++++ Material provided
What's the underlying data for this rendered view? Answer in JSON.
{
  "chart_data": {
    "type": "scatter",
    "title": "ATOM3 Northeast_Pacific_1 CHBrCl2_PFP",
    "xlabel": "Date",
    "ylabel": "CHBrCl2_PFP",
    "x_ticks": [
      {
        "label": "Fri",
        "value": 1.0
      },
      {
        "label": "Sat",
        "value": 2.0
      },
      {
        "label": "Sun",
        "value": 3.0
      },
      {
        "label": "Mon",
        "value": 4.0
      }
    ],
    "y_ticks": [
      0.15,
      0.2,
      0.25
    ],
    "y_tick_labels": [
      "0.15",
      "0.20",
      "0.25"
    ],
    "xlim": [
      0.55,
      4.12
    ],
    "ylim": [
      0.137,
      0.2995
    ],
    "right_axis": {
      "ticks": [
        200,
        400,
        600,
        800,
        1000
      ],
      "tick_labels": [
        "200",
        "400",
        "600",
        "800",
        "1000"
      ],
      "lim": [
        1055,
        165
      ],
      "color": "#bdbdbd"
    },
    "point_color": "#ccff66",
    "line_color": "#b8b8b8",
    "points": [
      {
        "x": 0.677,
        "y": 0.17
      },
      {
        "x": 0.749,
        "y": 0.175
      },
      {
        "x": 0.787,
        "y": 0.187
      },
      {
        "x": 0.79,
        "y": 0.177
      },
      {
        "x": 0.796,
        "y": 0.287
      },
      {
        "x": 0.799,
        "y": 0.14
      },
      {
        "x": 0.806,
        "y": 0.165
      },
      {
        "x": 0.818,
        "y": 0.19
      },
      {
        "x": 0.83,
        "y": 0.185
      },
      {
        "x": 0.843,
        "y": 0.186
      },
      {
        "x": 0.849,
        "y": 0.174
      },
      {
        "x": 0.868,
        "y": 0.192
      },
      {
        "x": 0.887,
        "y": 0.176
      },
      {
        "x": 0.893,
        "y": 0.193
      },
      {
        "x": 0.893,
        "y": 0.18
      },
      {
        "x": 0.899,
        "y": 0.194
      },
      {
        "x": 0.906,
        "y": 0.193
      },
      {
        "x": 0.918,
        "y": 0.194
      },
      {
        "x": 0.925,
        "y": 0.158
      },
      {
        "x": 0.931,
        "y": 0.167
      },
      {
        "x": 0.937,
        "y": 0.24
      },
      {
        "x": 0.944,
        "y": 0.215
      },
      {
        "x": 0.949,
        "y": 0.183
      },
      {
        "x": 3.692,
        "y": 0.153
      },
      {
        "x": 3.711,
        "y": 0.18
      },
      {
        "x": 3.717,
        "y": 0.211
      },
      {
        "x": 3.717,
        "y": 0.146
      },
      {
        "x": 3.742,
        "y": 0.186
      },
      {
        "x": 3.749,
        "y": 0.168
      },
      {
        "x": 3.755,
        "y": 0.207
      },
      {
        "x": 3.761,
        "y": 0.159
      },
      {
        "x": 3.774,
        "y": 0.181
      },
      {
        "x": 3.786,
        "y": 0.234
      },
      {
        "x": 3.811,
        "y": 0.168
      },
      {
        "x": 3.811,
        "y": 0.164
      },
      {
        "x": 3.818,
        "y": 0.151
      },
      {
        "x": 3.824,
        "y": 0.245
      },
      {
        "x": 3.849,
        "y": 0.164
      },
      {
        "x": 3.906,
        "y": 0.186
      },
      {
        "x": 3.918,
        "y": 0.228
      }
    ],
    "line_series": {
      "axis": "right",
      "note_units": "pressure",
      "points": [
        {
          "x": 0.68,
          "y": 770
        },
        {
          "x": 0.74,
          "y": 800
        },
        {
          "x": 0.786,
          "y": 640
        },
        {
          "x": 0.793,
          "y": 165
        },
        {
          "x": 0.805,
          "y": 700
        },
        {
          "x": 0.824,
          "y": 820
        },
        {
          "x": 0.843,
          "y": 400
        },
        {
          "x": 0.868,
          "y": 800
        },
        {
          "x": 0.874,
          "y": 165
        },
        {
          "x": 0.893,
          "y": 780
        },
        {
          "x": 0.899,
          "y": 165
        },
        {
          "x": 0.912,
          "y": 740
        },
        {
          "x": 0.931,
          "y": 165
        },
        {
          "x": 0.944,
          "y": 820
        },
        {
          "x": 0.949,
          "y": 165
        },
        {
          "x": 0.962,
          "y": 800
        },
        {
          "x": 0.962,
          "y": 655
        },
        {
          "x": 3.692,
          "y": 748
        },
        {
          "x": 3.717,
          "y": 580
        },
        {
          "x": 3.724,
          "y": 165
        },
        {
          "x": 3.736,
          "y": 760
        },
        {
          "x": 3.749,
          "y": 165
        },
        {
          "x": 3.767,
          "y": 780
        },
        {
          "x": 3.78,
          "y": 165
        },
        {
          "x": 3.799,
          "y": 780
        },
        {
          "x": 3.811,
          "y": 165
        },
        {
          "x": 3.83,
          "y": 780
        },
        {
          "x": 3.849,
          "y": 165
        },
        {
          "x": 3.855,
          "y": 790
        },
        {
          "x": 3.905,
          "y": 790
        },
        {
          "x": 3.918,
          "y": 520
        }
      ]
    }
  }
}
++++++++
Give the entries again in full, exactly as they are written.

What's the underlying data for this rendered view? Answer in JSON.
{
  "chart_data": {
    "type": "scatter",
    "title": "ATOM3 Northeast_Pacific_1 CHBrCl2_PFP",
    "xlabel": "Date",
    "ylabel": "CHBrCl2_PFP",
    "x_ticks": [
      {
        "label": "Fri",
        "value": 1.0
      },
      {
        "label": "Sat",
        "value": 2.0
      },
      {
        "label": "Sun",
        "value": 3.0
      },
      {
        "label": "Mon",
        "value": 4.0
      }
    ],
    "y_ticks": [
      0.15,
      0.2,
      0.25
    ],
    "y_tick_labels": [
      "0.15",
      "0.20",
      "0.25"
    ],
    "xlim": [
      0.55,
      4.12
    ],
    "ylim": [
      0.137,
      0.2995
    ],
    "right_axis": {
      "ticks": [
        200,
        400,
        600,
        800,
        1000
      ],
      "tick_labels": [
        "200",
        "400",
        "600",
        "800",
        "1000"
      ],
      "lim": [
        1055,
        165
      ],
      "color": "#bdbdbd"
    },
    "point_color": "#ccff66",
    "line_color": "#b8b8b8",
    "points": [
      {
        "x": 0.677,
        "y": 0.17
      },
      {
        "x": 0.749,
        "y": 0.175
      },
      {
        "x": 0.787,
        "y": 0.187
      },
      {
        "x": 0.79,
        "y": 0.177
      },
      {
        "x": 0.796,
        "y": 0.287
      },
      {
        "x": 0.799,
        "y": 0.14
      },
      {
        "x": 0.806,
        "y": 0.165
      },
      {
        "x": 0.818,
        "y": 0.19
      },
      {
        "x": 0.83,
        "y": 0.185
      },
      {
        "x": 0.843,
        "y": 0.186
      },
      {
        "x": 0.849,
        "y": 0.174
      },
      {
        "x": 0.868,
        "y": 0.192
      },
      {
        "x": 0.887,
        "y": 0.176
      },
      {
        "x": 0.893,
        "y": 0.193
      },
      {
        "x": 0.893,
        "y": 0.18
      },
      {
        "x": 0.899,
        "y": 0.194
      },
      {
        "x": 0.906,
        "y": 0.193
      },
      {
        "x": 0.918,
        "y": 0.194
      },
      {
        "x": 0.925,
        "y": 0.158
      },
      {
        "x": 0.931,
        "y": 0.167
      },
      {
        "x": 0.937,
        "y": 0.24
      },
      {
        "x": 0.944,
        "y": 0.215
      },
      {
        "x": 0.949,
        "y": 0.183
      },
      {
        "x": 3.692,
        "y": 0.153
      },
      {
        "x": 3.711,
        "y": 0.18
      },
      {
        "x": 3.717,
        "y": 0.211
      },
      {
        "x": 3.717,
        "y": 0.146
      },
      {
        "x": 3.742,
        "y": 0.186
      },
      {
        "x": 3.749,
        "y": 0.168
      },
      {
        "x": 3.755,
        "y": 0.207
      },
      {
        "x": 3.761,
        "y": 0.159
      },
      {
        "x": 3.774,
        "y": 0.181
      },
      {
        "x": 3.786,
        "y": 0.234
      },
      {
        "x": 3.811,
        "y": 0.168
      },
      {
        "x": 3.811,
        "y": 0.164
      },
      {
        "x": 3.818,
        "y": 0.151
      },
      {
        "x": 3.824,
        "y": 0.245
      },
      {
        "x": 3.849,
        "y": 0.164
      },
      {
        "x": 3.906,
        "y": 0.186
      },
      {
        "x": 3.918,
        "y": 0.228
      }
    ],
    "line_series": {
      "axis": "right",
      "note_units": "pressure",
      "points": [
        {
          "x": 0.68,
          "y": 770
        },
        {
          "x": 0.74,
          "y": 800
        },
        {
          "x": 0.786,
          "y": 640
        },
        {
          "x": 0.793,
          "y": 165
        },
        {
          "x": 0.805,
          "y": 700
        },
        {
          "x": 0.824,
          "y": 820
        },
        {
          "x": 0.843,
          "y": 400
        },
        {
          "x": 0.868,
          "y": 800
        },
        {
          "x": 0.874,
          "y": 165
        },
        {
          "x": 0.893,
          "y": 780
        },
        {
          "x": 0.899,
          "y": 165
        },
        {
          "x": 0.912,
          "y": 740
        },
        {
          "x": 0.931,
          "y": 165
        },
        {
          "x": 0.944,
          "y": 820
        },
        {
          "x": 0.949,
          "y": 165
        },
        {
          "x": 0.962,
          "y": 800
        },
        {
          "x": 0.962,
          "y": 655
        },
        {
          "x": 3.692,
          "y": 748
        },
        {
          "x": 3.717,
          "y": 580
        },
        {
          "x": 3.724,
          "y": 165
        },
        {
          "x": 3.736,
          "y": 760
        },
        {
          "x": 3.749,
          "y": 165
        },
        {
          "x": 3.767,
          "y": 780
        },
        {
          "x": 3.78,
          "y": 165
        },
        {
          "x": 3.799,
          "y": 780
        },
        {
          "x": 3.811,
          "y": 165
        },
        {
          "x": 3.83,
          "y": 780
        },
        {
          "x": 3.849,
          "y": 165
        },
        {
          "x": 3.855,
          "y": 790
        },
        {
          "x": 3.905,
          "y": 790
        },
        {
          "x": 3.918,
          "y": 520
        }
      ]
    }
  }
}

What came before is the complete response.